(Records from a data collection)
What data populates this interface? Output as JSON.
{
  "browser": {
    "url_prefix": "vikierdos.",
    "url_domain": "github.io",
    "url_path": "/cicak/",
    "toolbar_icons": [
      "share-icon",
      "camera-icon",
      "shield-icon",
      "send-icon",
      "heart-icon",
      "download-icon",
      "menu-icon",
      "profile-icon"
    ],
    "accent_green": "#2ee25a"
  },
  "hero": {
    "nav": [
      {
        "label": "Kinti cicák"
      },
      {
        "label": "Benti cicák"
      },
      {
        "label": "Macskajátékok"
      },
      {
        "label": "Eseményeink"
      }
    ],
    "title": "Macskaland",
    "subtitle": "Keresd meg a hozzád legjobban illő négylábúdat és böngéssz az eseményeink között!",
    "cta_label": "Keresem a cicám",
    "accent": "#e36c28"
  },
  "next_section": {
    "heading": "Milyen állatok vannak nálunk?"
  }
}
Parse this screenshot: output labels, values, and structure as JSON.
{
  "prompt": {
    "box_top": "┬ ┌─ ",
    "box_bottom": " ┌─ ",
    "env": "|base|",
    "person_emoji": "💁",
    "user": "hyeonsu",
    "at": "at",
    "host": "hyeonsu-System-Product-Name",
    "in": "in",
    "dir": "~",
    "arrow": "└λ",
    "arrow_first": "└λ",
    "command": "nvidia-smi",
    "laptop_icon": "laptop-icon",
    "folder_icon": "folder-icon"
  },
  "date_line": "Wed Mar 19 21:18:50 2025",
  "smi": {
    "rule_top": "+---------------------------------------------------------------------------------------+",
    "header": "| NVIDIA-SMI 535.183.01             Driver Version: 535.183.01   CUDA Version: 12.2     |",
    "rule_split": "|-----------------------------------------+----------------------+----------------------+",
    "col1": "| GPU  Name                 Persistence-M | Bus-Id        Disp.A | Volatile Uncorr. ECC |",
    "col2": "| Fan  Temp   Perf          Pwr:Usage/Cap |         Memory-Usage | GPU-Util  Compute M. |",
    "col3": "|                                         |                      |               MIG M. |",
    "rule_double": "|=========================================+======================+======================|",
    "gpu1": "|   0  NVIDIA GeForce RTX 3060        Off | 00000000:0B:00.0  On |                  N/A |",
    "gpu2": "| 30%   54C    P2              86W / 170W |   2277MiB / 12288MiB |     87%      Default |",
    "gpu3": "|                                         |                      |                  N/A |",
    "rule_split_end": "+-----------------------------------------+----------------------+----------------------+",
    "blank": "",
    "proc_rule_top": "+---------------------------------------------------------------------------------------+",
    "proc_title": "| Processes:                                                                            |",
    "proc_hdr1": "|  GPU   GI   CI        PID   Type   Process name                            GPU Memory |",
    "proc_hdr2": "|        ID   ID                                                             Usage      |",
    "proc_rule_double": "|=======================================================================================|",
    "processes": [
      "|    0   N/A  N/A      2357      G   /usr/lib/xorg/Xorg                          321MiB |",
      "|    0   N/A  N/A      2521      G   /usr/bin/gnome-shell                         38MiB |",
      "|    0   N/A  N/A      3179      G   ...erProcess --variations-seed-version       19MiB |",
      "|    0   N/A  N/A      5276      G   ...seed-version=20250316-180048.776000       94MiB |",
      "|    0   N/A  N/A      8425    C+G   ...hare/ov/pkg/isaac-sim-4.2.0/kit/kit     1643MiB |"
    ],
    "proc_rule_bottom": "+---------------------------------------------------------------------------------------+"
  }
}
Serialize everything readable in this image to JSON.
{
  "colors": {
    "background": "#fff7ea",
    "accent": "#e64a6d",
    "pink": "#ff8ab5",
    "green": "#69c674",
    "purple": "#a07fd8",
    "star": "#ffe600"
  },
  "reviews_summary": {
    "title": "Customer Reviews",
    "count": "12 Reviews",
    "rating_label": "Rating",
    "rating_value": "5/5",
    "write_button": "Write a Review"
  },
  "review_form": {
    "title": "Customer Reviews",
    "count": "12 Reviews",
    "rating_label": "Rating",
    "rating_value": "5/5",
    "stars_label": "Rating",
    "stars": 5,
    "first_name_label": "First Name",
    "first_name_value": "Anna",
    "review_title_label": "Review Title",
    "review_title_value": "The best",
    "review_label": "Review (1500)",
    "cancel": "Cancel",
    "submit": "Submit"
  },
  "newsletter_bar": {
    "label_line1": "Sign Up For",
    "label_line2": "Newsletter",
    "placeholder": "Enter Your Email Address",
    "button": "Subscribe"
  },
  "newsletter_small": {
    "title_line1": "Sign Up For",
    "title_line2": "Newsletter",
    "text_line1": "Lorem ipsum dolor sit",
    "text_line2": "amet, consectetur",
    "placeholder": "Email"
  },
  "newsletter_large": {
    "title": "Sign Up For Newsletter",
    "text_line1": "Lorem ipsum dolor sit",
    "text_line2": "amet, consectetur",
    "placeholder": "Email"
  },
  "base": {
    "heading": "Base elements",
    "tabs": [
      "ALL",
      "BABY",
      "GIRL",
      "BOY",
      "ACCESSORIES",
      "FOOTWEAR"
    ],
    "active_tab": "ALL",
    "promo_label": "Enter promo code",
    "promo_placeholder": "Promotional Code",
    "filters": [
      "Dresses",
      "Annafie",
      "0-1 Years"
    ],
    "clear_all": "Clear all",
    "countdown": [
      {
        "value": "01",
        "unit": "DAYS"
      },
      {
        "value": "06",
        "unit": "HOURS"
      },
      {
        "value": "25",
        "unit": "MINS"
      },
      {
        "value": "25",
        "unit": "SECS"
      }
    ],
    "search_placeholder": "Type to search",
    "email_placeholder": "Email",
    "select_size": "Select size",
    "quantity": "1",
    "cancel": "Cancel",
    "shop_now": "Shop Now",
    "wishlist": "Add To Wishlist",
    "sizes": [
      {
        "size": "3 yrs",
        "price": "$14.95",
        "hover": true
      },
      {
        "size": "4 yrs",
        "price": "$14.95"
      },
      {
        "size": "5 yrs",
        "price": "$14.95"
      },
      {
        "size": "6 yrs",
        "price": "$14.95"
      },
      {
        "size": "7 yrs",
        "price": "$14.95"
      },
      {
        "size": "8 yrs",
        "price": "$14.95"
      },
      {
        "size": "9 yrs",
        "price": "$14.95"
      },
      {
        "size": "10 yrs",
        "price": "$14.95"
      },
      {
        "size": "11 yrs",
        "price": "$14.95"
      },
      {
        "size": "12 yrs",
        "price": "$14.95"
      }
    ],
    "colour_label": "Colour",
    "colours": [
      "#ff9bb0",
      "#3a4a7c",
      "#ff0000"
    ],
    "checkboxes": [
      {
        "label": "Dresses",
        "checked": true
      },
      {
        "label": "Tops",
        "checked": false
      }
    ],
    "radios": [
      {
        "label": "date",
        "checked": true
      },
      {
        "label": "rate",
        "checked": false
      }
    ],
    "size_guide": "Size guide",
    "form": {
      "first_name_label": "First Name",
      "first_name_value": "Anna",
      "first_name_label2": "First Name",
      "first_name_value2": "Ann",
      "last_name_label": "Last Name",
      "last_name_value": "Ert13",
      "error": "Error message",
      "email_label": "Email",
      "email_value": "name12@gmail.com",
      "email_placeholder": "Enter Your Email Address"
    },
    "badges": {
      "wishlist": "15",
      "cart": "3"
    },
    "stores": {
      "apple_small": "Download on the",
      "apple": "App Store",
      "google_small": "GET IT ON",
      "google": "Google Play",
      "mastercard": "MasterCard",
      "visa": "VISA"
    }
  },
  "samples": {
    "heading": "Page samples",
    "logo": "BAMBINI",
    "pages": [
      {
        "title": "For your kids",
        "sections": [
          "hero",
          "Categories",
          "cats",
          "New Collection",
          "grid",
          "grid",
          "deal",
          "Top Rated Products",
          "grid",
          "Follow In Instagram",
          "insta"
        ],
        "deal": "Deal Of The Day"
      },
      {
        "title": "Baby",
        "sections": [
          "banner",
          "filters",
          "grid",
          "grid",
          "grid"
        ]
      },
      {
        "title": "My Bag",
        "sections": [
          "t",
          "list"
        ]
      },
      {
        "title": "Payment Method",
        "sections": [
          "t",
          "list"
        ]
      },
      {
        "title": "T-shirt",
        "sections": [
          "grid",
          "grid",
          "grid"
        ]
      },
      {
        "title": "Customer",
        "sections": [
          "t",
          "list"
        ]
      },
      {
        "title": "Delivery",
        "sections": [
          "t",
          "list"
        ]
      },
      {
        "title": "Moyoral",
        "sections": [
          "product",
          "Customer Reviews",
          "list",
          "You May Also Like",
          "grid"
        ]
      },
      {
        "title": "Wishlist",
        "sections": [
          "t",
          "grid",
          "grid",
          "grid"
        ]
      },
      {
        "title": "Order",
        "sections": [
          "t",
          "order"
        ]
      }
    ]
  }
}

### BRIEF
In the material above, show every line where the word "Customer" turns up.

### REPLY
    "title": "Customer Reviews",
    "title": "Customer Reviews",
        "title": "Customer",
          "Customer Reviews",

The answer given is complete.